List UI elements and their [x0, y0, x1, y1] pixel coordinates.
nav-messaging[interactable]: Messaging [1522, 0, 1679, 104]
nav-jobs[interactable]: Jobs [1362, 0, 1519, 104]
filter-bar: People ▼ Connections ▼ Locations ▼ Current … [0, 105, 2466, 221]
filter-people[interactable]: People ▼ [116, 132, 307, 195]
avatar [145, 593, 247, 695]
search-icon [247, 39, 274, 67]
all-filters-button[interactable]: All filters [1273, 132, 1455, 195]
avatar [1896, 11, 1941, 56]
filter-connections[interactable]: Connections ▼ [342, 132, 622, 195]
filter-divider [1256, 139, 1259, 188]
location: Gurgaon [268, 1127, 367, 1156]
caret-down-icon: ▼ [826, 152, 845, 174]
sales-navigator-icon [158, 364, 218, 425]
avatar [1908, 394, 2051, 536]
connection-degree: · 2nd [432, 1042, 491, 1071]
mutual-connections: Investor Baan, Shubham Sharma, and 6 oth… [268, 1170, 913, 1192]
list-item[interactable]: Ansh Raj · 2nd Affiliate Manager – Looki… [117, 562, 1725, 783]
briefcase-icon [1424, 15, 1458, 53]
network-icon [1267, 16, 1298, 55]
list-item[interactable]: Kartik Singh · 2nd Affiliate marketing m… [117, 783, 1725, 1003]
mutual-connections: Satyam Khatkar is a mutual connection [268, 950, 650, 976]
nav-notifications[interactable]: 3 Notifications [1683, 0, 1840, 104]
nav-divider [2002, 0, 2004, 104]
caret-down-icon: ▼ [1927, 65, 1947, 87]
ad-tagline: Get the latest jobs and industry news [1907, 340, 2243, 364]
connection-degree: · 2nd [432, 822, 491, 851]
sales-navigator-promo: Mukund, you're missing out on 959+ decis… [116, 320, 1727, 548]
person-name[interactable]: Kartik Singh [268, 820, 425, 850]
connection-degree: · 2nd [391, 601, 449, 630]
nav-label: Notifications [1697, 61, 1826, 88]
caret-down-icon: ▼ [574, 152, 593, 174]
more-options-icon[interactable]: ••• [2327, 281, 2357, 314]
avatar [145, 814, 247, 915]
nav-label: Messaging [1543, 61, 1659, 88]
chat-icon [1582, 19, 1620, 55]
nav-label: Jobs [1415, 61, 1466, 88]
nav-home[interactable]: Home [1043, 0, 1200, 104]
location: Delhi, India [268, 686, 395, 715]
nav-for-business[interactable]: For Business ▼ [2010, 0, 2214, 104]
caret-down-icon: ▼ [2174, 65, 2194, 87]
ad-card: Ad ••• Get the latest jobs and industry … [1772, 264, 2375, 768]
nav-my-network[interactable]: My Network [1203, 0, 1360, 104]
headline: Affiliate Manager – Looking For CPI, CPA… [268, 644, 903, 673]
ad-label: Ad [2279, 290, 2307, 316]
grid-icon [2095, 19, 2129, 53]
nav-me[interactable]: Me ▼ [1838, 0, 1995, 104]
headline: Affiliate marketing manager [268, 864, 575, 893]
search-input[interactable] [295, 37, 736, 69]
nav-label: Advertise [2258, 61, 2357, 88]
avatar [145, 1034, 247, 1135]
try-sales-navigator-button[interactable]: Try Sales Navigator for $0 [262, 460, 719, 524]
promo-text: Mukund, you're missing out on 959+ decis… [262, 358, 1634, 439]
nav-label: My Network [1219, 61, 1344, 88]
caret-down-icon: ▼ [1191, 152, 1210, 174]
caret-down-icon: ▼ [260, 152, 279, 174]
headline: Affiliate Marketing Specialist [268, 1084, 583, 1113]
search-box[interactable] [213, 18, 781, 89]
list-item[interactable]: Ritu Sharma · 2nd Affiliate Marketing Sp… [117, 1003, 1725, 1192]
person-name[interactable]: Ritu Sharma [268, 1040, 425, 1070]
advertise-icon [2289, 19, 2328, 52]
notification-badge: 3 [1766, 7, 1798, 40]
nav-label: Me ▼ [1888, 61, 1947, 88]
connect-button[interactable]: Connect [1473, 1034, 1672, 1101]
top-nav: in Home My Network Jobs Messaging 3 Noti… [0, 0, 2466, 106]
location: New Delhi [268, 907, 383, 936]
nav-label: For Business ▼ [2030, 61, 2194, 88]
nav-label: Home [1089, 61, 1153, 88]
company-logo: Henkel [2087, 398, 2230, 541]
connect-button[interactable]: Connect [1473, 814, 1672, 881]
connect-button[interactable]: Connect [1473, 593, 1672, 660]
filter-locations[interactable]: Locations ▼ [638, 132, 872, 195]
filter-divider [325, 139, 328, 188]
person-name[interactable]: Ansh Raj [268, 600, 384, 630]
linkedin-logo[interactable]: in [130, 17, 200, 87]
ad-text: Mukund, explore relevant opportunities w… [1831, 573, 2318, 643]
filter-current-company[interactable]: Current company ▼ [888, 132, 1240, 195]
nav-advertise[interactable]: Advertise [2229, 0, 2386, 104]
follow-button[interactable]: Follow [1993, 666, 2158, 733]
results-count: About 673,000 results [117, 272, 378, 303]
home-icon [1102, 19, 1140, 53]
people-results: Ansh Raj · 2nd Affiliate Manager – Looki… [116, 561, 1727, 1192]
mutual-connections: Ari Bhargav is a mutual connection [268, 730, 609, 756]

STATED EXERCISE » Copy these lines verbatim, covering all of the material.

ANSWER TO THE TASK »
List UI elements and their [x0, y0, x1, y1] pixel coordinates.
nav-messaging[interactable]: Messaging [1522, 0, 1679, 104]
nav-jobs[interactable]: Jobs [1362, 0, 1519, 104]
filter-bar: People ▼ Connections ▼ Locations ▼ Current … [0, 105, 2466, 221]
filter-people[interactable]: People ▼ [116, 132, 307, 195]
avatar [145, 593, 247, 695]
search-icon [247, 39, 274, 67]
all-filters-button[interactable]: All filters [1273, 132, 1455, 195]
avatar [1896, 11, 1941, 56]
filter-connections[interactable]: Connections ▼ [342, 132, 622, 195]
filter-divider [1256, 139, 1259, 188]
location: Gurgaon [268, 1127, 367, 1156]
caret-down-icon: ▼ [826, 152, 845, 174]
sales-navigator-icon [158, 364, 218, 425]
avatar [1908, 394, 2051, 536]
connection-degree: · 2nd [432, 1042, 491, 1071]
mutual-connections: Investor Baan, Shubham Sharma, and 6 oth… [268, 1170, 913, 1192]
list-item[interactable]: Ansh Raj · 2nd Affiliate Manager – Looki… [117, 562, 1725, 783]
briefcase-icon [1424, 15, 1458, 53]
network-icon [1267, 16, 1298, 55]
list-item[interactable]: Kartik Singh · 2nd Affiliate marketing m… [117, 783, 1725, 1003]
mutual-connections: Satyam Khatkar is a mutual connection [268, 950, 650, 976]
nav-notifications[interactable]: 3 Notifications [1683, 0, 1840, 104]
nav-divider [2002, 0, 2004, 104]
caret-down-icon: ▼ [1927, 65, 1947, 87]
ad-tagline: Get the latest jobs and industry news [1907, 340, 2243, 364]
connection-degree: · 2nd [432, 822, 491, 851]
sales-navigator-promo: Mukund, you're missing out on 959+ decis… [116, 320, 1727, 548]
person-name[interactable]: Kartik Singh [268, 820, 425, 850]
connection-degree: · 2nd [391, 601, 449, 630]
nav-label: Notifications [1697, 61, 1826, 88]
caret-down-icon: ▼ [574, 152, 593, 174]
more-options-icon[interactable]: ••• [2327, 281, 2357, 314]
avatar [145, 814, 247, 915]
nav-label: Messaging [1543, 61, 1659, 88]
chat-icon [1582, 19, 1620, 55]
nav-label: Jobs [1415, 61, 1466, 88]
nav-home[interactable]: Home [1043, 0, 1200, 104]
location: Delhi, India [268, 686, 395, 715]
nav-for-business[interactable]: For Business ▼ [2010, 0, 2214, 104]
caret-down-icon: ▼ [2174, 65, 2194, 87]
ad-card: Ad ••• Get the latest jobs and industry … [1772, 264, 2375, 768]
nav-my-network[interactable]: My Network [1203, 0, 1360, 104]
headline: Affiliate Manager – Looking For CPI, CPA… [268, 644, 903, 673]
ad-label: Ad [2279, 290, 2307, 316]
grid-icon [2095, 19, 2129, 53]
nav-me[interactable]: Me ▼ [1838, 0, 1995, 104]
headline: Affiliate marketing manager [268, 864, 575, 893]
search-input[interactable] [295, 37, 736, 69]
nav-label: Advertise [2258, 61, 2357, 88]
avatar [145, 1034, 247, 1135]
try-sales-navigator-button[interactable]: Try Sales Navigator for $0 [262, 460, 719, 524]
promo-text: Mukund, you're missing out on 959+ decis… [262, 358, 1634, 439]
nav-label: My Network [1219, 61, 1344, 88]
caret-down-icon: ▼ [1191, 152, 1210, 174]
caret-down-icon: ▼ [260, 152, 279, 174]
headline: Affiliate Marketing Specialist [268, 1084, 583, 1113]
search-box[interactable] [213, 18, 781, 89]
list-item[interactable]: Ritu Sharma · 2nd Affiliate Marketing Sp… [117, 1003, 1725, 1192]
person-name[interactable]: Ritu Sharma [268, 1040, 425, 1070]
advertise-icon [2289, 19, 2328, 52]
notification-badge: 3 [1766, 7, 1798, 40]
nav-label: Me ▼ [1888, 61, 1947, 88]
connect-button[interactable]: Connect [1473, 1034, 1672, 1101]
top-nav: in Home My Network Jobs Messaging 3 Noti… [0, 0, 2466, 106]
location: New Delhi [268, 907, 383, 936]
nav-label: For Business ▼ [2030, 61, 2194, 88]
nav-label: Home [1089, 61, 1153, 88]
company-logo: Henkel [2087, 398, 2230, 541]
connect-button[interactable]: Connect [1473, 814, 1672, 881]
connect-button[interactable]: Connect [1473, 593, 1672, 660]
filter-locations[interactable]: Locations ▼ [638, 132, 872, 195]
filter-divider [325, 139, 328, 188]
person-name[interactable]: Ansh Raj [268, 600, 384, 630]
linkedin-logo[interactable]: in [130, 17, 200, 87]
ad-text: Mukund, explore relevant opportunities w… [1831, 573, 2318, 643]
filter-current-company[interactable]: Current company ▼ [888, 132, 1240, 195]
nav-advertise[interactable]: Advertise [2229, 0, 2386, 104]
follow-button[interactable]: Follow [1993, 666, 2158, 733]
results-count: About 673,000 results [117, 272, 378, 303]
home-icon [1102, 19, 1140, 53]
people-results: Ansh Raj · 2nd Affiliate Manager – Looki… [116, 561, 1727, 1192]
mutual-connections: Ari Bhargav is a mutual connection [268, 730, 609, 756]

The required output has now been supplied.